**Written instruction**
Show all lines holding "文段出处".
== Record excerpts ==
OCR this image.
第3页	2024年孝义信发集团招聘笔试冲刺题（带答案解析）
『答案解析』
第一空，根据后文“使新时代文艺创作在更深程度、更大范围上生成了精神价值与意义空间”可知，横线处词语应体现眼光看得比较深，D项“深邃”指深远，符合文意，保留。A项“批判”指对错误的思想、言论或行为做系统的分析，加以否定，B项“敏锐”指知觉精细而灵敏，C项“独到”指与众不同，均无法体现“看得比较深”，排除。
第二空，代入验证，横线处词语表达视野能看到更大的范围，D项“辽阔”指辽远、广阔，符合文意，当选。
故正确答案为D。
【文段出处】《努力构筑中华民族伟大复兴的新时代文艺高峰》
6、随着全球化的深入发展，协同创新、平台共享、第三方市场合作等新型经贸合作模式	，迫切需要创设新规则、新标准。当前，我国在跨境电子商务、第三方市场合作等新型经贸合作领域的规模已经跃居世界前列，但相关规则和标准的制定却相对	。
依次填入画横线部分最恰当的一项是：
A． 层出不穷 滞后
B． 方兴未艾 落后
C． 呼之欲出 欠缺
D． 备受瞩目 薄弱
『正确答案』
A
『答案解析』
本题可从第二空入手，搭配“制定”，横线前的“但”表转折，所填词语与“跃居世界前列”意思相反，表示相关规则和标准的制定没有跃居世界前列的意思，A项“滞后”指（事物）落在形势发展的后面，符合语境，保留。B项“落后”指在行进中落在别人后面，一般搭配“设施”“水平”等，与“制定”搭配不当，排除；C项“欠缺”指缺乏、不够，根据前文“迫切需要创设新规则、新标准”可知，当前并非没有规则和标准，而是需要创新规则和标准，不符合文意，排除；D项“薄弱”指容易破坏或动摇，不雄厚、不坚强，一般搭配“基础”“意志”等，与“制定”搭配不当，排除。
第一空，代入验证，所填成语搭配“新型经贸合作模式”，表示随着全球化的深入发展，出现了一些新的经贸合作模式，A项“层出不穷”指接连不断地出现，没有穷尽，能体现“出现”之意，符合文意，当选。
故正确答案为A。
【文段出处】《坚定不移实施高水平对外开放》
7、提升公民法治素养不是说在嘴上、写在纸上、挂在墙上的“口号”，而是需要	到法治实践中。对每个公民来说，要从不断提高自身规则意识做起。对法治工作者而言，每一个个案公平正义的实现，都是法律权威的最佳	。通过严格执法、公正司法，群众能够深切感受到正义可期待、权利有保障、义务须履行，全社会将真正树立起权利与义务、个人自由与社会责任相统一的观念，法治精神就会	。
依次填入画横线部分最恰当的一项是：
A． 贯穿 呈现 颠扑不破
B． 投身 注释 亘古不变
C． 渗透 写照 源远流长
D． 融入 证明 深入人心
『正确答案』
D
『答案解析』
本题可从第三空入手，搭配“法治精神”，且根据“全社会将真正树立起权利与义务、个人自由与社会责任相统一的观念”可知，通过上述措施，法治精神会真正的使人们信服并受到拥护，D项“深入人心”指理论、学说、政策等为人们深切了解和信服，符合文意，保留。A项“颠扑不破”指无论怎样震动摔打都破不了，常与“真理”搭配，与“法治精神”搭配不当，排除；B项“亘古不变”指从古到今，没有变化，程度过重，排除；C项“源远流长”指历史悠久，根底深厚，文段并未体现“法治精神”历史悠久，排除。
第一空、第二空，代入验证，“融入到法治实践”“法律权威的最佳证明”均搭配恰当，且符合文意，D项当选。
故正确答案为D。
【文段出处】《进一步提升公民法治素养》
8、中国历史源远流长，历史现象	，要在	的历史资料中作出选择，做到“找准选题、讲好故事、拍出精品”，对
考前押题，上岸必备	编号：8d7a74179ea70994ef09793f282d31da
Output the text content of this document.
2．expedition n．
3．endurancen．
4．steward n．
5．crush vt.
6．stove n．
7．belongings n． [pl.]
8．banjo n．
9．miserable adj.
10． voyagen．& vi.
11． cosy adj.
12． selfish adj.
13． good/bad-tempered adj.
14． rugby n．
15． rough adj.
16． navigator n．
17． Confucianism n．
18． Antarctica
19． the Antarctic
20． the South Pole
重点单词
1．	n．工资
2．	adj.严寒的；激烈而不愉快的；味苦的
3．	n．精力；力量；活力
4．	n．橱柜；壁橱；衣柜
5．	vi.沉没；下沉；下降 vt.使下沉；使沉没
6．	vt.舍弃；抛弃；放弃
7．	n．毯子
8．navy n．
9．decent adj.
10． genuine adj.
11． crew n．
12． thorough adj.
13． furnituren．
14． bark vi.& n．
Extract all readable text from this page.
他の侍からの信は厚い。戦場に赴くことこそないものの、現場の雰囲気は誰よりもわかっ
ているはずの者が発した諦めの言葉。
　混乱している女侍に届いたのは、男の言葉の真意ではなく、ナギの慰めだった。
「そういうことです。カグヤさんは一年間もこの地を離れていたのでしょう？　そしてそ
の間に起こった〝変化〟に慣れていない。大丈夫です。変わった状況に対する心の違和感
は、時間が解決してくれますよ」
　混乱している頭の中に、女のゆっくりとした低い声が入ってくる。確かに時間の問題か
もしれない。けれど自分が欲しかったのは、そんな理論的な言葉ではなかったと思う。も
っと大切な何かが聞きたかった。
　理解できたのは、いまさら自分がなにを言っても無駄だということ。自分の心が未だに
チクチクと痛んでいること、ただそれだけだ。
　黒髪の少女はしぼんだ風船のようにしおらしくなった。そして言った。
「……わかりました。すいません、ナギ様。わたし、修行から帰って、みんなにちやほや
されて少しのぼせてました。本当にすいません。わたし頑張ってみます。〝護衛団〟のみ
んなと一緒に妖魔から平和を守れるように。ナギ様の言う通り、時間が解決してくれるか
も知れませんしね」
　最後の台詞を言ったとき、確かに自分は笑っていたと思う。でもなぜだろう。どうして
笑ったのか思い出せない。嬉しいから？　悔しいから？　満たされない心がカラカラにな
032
===
**Solution to this task**
【文段出处】《努力构筑中华民族伟大复兴的新时代文艺高峰》
【文段出处】《坚定不移实施高水平对外开放》
【文段出处】《进一步提升公民法治素养》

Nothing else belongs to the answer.